-- start --

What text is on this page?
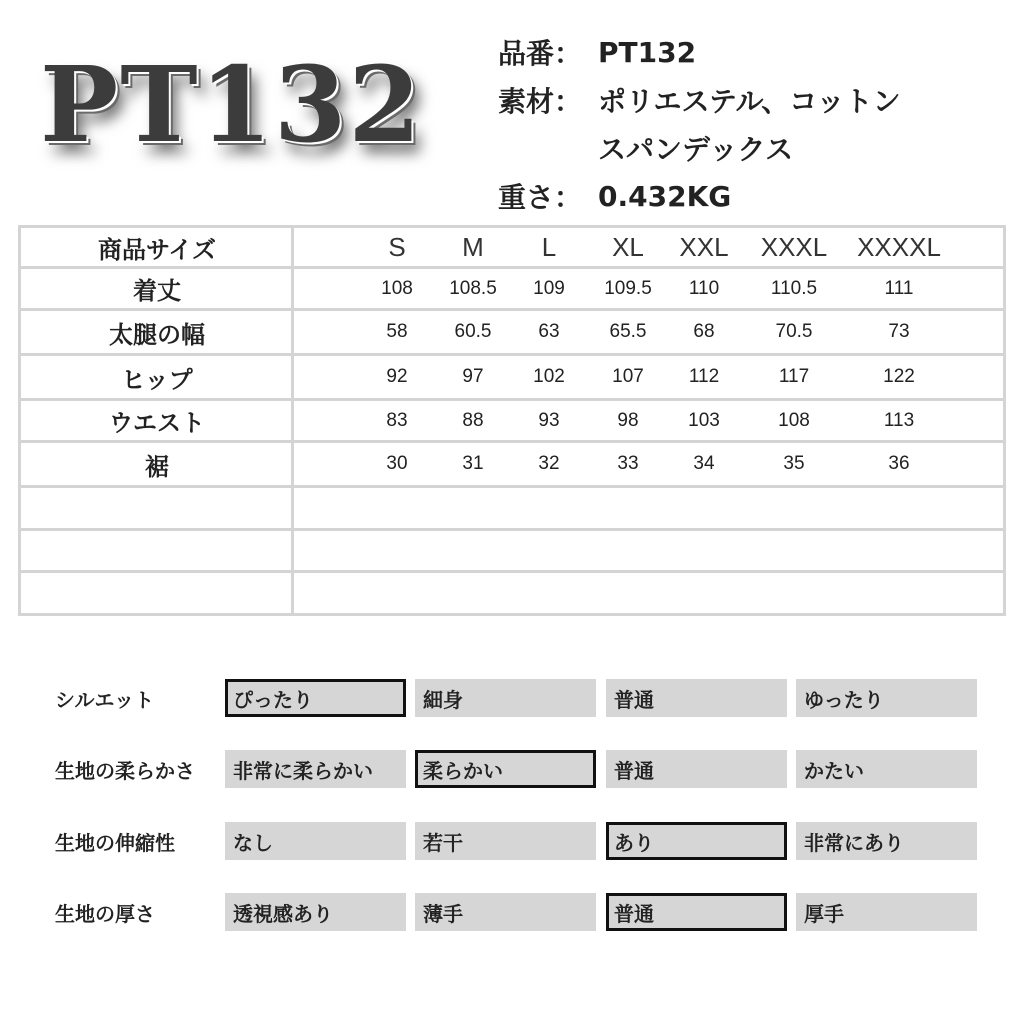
PT132	品番： PT132
素材： ポリエステル、コットン
スパンデックス
重さ： 0.432KG
商品サイズ	S	M	L	XL	XXL	XXXL	XXXXL
着丈	108	108.5	109	109.5	110	110.5	111
太腿の幅	58	60.5	63	65.5	68	70.5	73
ヒップ	92	97	102	107	112	117	122
ウエスト	83	88	93	98	103	108	113
裾	30	31	32	33	34	35	36
シルエット	ぴったり	細身	普通	ゆったり
生地の柔らかさ	非常に柔らかい	柔らかい	普通	かたい
生地の伸縮性	なし	若干	あり	非常にあり
生地の厚さ	透視感あり	薄手	普通	厚手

-- end --

Drop the images and quote the entries word for word.

- _Response to this task_:
What text is on this page?
PT132	品番： PT132
素材： ポリエステル、コットン
スパンデックス
重さ： 0.432KG
商品サイズ	S	M	L	XL	XXL	XXXL	XXXXL
着丈	108	108.5	109	109.5	110	110.5	111
太腿の幅	58	60.5	63	65.5	68	70.5	73
ヒップ	92	97	102	107	112	117	122
ウエスト	83	88	93	98	103	108	113
裾	30	31	32	33	34	35	36
シルエット	ぴったり	細身	普通	ゆったり
生地の柔らかさ	非常に柔らかい	柔らかい	普通	かたい
生地の伸縮性	なし	若干	あり	非常にあり
生地の厚さ	透視感あり	薄手	普通	厚手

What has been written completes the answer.